* WHAT YOU HAVE TO DO *
Extract the records below word for word and ignore the images.

** begin MATERIAL FOR THIS EXERCISE **

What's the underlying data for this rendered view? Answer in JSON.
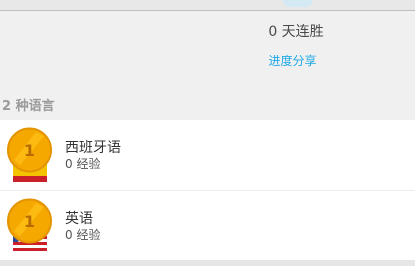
{
  "profile": {
    "streak_text": "0 天连胜",
    "share_link": "进度分享"
  },
  "languages": {
    "section_title": "2 种语言",
    "items": [
      {
        "name": "西班牙语",
        "xp": "0 经验",
        "level": "1",
        "flag": "spain-flag-icon"
      },
      {
        "name": "英语",
        "xp": "0 经验",
        "level": "1",
        "flag": "us-flag-icon"
      }
    ]
  },
  "colors": {
    "accent": "#1ca9e6",
    "medal": "#f5a800",
    "medal_dark": "#d98700"
  }
}
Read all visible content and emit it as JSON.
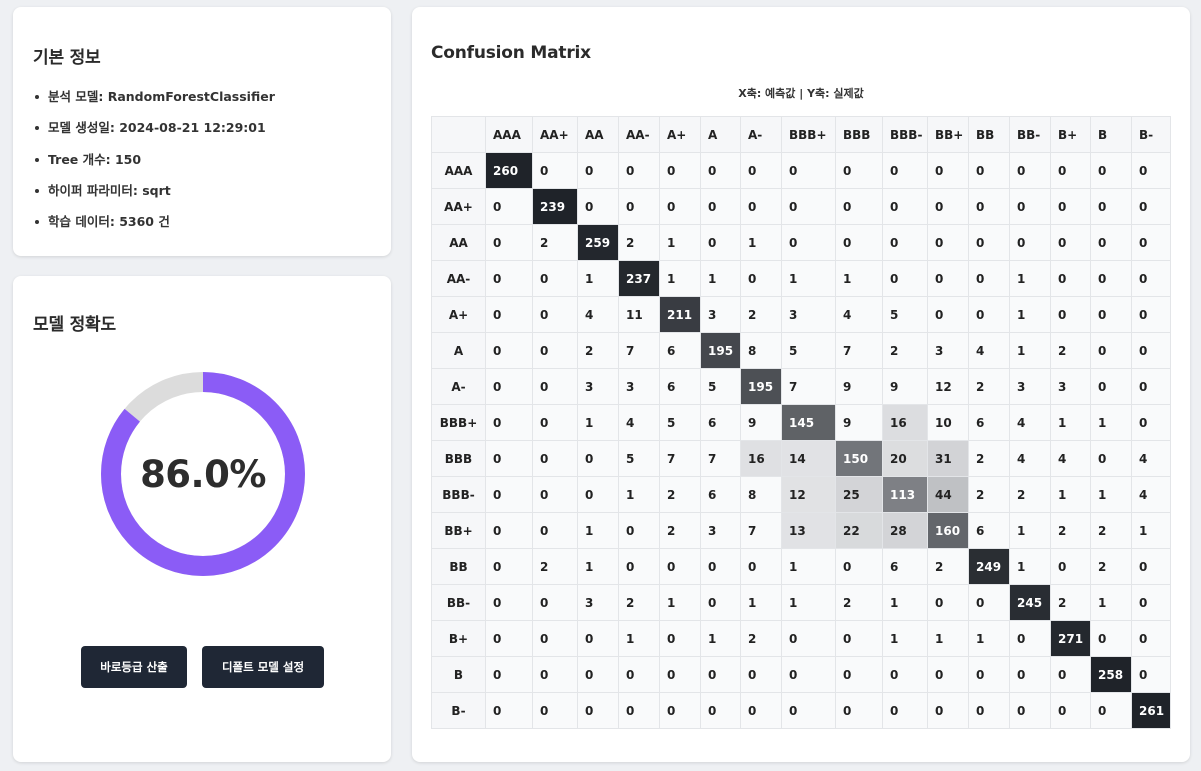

** end MATERIAL FOR THIS EXERCISE **

* SOLUTION *
What's the underlying data for this rendered view? Answer in JSON.
{
  "profile": {
    "streak_text": "0 天连胜",
    "share_link": "进度分享"
  },
  "languages": {
    "section_title": "2 种语言",
    "items": [
      {
        "name": "西班牙语",
        "xp": "0 经验",
        "level": "1",
        "flag": "spain-flag-icon"
      },
      {
        "name": "英语",
        "xp": "0 经验",
        "level": "1",
        "flag": "us-flag-icon"
      }
    ]
  },
  "colors": {
    "accent": "#1ca9e6",
    "medal": "#f5a800",
    "medal_dark": "#d98700"
  }
}
Read all visible content and emit it as JSON.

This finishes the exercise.